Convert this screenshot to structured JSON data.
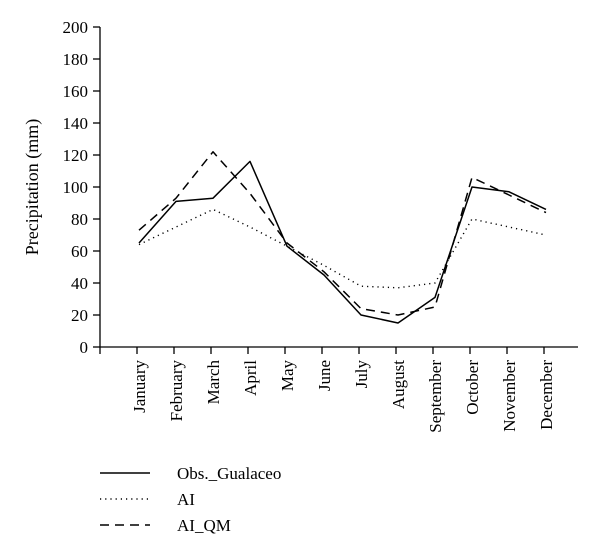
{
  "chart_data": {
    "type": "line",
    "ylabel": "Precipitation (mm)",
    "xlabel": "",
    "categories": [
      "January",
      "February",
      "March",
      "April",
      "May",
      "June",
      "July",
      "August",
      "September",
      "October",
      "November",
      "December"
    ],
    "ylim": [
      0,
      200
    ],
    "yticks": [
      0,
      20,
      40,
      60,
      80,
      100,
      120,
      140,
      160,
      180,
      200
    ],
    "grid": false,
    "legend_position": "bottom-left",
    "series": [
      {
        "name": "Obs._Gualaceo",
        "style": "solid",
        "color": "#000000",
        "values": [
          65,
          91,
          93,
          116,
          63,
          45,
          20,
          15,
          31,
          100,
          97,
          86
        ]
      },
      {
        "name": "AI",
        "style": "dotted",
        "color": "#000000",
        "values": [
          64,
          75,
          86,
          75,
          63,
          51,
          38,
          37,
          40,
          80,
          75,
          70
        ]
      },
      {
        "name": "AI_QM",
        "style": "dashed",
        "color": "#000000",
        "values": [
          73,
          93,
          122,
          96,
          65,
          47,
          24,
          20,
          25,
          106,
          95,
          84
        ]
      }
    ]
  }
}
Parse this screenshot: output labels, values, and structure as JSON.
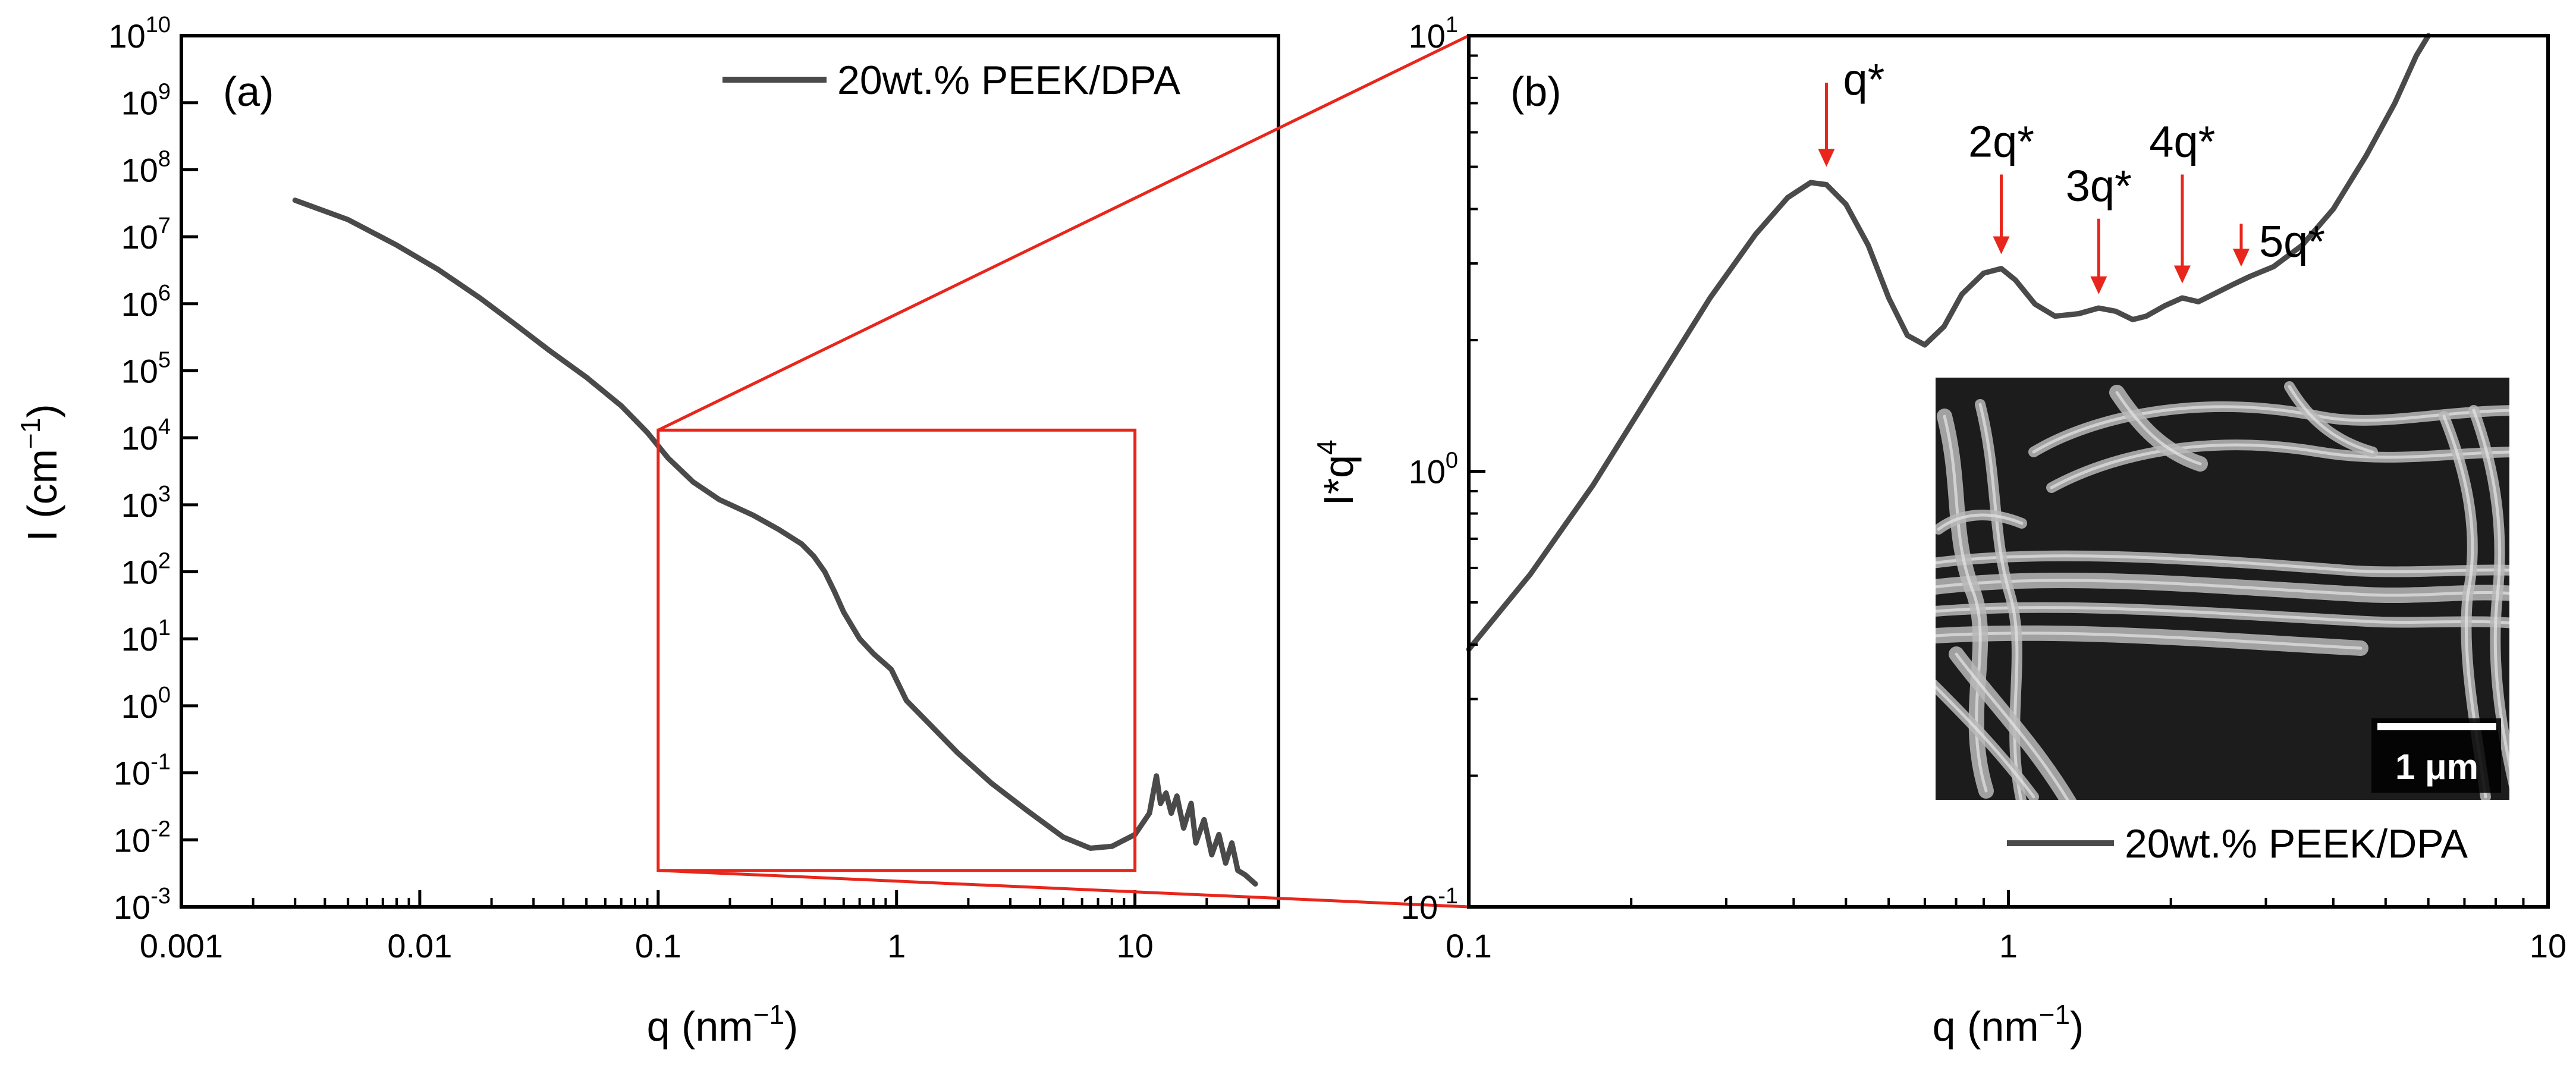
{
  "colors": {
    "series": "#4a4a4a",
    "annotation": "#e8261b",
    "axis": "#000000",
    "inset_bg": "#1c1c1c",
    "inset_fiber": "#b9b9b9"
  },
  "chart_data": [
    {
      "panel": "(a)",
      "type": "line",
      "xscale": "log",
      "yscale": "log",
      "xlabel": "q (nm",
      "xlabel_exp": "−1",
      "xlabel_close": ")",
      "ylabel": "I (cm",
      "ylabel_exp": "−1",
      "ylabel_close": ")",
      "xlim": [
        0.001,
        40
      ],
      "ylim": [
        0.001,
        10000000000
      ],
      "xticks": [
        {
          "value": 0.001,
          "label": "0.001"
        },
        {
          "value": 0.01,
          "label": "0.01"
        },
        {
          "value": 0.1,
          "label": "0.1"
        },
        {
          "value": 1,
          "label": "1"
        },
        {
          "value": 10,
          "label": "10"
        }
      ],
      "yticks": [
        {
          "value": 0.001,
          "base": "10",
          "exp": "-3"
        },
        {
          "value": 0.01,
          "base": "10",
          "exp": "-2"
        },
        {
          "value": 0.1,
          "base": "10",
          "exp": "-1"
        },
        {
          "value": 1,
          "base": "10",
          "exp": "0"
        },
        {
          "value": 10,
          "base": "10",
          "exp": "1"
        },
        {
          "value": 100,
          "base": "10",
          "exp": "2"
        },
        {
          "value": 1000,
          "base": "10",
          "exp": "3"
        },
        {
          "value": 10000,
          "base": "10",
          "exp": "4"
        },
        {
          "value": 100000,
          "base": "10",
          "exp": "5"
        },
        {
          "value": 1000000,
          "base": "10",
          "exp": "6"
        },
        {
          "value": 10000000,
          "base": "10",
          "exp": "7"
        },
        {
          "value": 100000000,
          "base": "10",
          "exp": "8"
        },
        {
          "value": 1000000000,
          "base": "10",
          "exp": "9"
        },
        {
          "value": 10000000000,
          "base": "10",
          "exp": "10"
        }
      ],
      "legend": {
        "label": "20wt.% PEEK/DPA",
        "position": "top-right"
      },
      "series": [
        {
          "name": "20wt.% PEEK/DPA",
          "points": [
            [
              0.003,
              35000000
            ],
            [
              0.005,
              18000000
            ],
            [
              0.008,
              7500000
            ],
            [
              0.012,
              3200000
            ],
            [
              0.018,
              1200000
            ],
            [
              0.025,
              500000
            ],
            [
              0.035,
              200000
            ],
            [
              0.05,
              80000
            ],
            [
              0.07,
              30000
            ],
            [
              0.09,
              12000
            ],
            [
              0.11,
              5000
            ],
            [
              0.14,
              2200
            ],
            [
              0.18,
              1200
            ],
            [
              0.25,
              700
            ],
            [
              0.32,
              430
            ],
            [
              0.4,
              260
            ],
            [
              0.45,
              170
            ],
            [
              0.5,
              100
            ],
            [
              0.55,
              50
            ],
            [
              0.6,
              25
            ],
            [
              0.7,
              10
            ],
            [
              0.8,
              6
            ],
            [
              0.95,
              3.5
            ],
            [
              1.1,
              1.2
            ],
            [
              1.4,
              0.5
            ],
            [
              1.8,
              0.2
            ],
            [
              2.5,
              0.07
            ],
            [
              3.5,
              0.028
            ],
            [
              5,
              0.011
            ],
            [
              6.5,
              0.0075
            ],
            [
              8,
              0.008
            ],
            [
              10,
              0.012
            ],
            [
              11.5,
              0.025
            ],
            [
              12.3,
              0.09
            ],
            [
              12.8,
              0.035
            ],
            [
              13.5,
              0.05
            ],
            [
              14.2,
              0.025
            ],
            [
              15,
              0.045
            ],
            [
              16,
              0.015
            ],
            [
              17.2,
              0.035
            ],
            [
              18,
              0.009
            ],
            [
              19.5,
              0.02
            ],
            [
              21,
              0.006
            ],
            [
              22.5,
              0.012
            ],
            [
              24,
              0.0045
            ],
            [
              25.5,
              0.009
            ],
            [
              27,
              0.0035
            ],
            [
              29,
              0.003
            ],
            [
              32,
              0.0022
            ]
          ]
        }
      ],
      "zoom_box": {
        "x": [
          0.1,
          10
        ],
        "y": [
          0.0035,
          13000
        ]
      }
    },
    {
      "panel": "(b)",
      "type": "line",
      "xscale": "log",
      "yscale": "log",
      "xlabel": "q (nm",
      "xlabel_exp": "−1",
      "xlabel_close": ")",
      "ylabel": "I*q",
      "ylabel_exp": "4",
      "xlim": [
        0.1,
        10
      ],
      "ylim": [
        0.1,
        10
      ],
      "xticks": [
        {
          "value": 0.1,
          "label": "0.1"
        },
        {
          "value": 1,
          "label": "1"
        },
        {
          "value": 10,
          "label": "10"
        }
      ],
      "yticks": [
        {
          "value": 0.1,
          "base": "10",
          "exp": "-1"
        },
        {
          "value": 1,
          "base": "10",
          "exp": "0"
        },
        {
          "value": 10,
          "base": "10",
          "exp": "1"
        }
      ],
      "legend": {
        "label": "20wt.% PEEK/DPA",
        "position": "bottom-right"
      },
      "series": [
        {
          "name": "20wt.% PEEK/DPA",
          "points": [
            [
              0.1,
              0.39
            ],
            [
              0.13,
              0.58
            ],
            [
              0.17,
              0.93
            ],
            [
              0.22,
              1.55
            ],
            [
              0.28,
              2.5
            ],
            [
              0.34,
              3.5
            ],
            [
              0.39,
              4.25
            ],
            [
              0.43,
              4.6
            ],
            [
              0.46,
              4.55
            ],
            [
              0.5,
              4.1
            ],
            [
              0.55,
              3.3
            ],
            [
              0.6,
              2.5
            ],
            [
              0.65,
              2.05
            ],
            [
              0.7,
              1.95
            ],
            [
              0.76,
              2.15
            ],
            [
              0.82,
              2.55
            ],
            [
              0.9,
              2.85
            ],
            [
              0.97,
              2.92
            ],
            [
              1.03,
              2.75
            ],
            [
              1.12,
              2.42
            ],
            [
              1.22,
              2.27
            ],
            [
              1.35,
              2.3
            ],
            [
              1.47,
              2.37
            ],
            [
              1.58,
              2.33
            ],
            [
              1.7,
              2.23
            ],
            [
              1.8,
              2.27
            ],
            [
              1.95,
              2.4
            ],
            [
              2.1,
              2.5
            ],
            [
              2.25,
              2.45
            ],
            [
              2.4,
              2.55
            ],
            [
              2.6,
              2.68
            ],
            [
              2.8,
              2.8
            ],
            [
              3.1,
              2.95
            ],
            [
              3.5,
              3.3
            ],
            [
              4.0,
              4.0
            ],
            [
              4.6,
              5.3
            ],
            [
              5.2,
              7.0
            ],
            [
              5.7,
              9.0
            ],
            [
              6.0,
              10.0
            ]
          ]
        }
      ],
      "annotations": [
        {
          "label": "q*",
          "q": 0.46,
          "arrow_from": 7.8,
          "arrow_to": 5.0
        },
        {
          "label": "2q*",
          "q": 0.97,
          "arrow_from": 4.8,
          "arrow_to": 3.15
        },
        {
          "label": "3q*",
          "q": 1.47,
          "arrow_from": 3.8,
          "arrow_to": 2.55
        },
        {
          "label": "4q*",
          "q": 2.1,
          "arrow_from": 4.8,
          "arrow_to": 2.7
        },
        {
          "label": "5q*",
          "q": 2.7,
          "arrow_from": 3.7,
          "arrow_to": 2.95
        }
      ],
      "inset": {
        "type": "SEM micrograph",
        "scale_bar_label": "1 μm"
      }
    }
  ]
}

※

Pull out all lines from the entries above in which the word "JSON" appears.

The solution ->
Convert this screenshot to structured JSON data.
Parse this screenshot: output labels, values, and structure as JSON.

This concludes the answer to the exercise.